» **Data section**
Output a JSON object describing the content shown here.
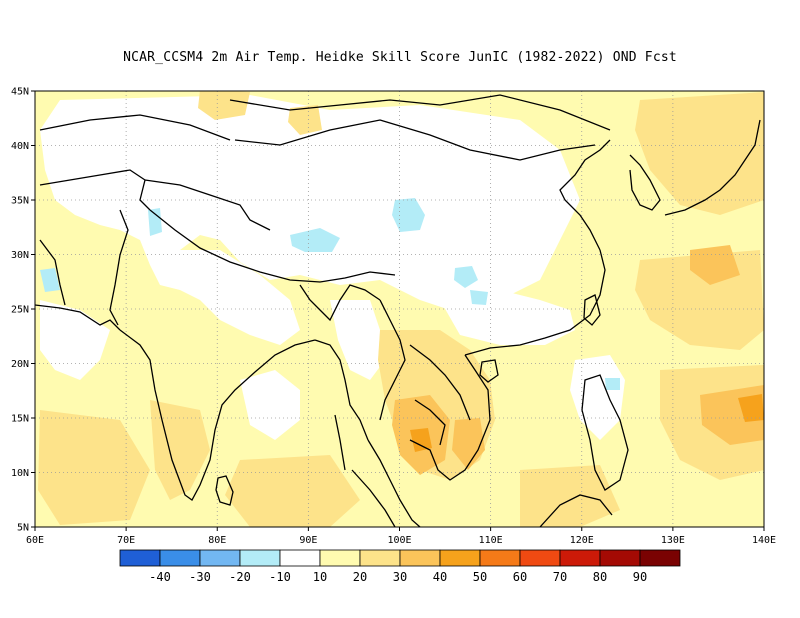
{
  "title": "NCAR_CCSM4  2m Air Temp. Heidke Skill Score JunIC (1982-2022) OND Fcst",
  "map": {
    "lon_range": [
      60,
      140
    ],
    "lat_range": [
      5,
      45
    ],
    "x_tick_labels": [
      "60E",
      "70E",
      "80E",
      "90E",
      "100E",
      "110E",
      "120E",
      "130E",
      "140E"
    ],
    "y_tick_labels": [
      "5N",
      "10N",
      "15N",
      "20N",
      "25N",
      "30N",
      "35N",
      "40N",
      "45N"
    ],
    "grid": "dotted"
  },
  "colorbar": {
    "colors": [
      "#1f5fd6",
      "#3a8ee8",
      "#72b7f2",
      "#b3ecf7",
      "#ffffff",
      "#fffbb0",
      "#fde38a",
      "#fbc45a",
      "#f6a21c",
      "#f57a18",
      "#f04a12",
      "#cc1a08",
      "#a40a04",
      "#7a0202"
    ],
    "labels": [
      "-40",
      "-30",
      "-20",
      "-10",
      "10",
      "20",
      "30",
      "40",
      "50",
      "60",
      "70",
      "80",
      "90"
    ]
  }
}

» **Objective**
Copy all the entries word for word. Omit any pictures.

» **Expected answer**
Output a JSON object describing the content shown here.
{
  "title": "NCAR_CCSM4  2m Air Temp. Heidke Skill Score JunIC (1982-2022) OND Fcst",
  "map": {
    "lon_range": [
      60,
      140
    ],
    "lat_range": [
      5,
      45
    ],
    "x_tick_labels": [
      "60E",
      "70E",
      "80E",
      "90E",
      "100E",
      "110E",
      "120E",
      "130E",
      "140E"
    ],
    "y_tick_labels": [
      "5N",
      "10N",
      "15N",
      "20N",
      "25N",
      "30N",
      "35N",
      "40N",
      "45N"
    ],
    "grid": "dotted"
  },
  "colorbar": {
    "colors": [
      "#1f5fd6",
      "#3a8ee8",
      "#72b7f2",
      "#b3ecf7",
      "#ffffff",
      "#fffbb0",
      "#fde38a",
      "#fbc45a",
      "#f6a21c",
      "#f57a18",
      "#f04a12",
      "#cc1a08",
      "#a40a04",
      "#7a0202"
    ],
    "labels": [
      "-40",
      "-30",
      "-20",
      "-10",
      "10",
      "20",
      "30",
      "40",
      "50",
      "60",
      "70",
      "80",
      "90"
    ]
  }
}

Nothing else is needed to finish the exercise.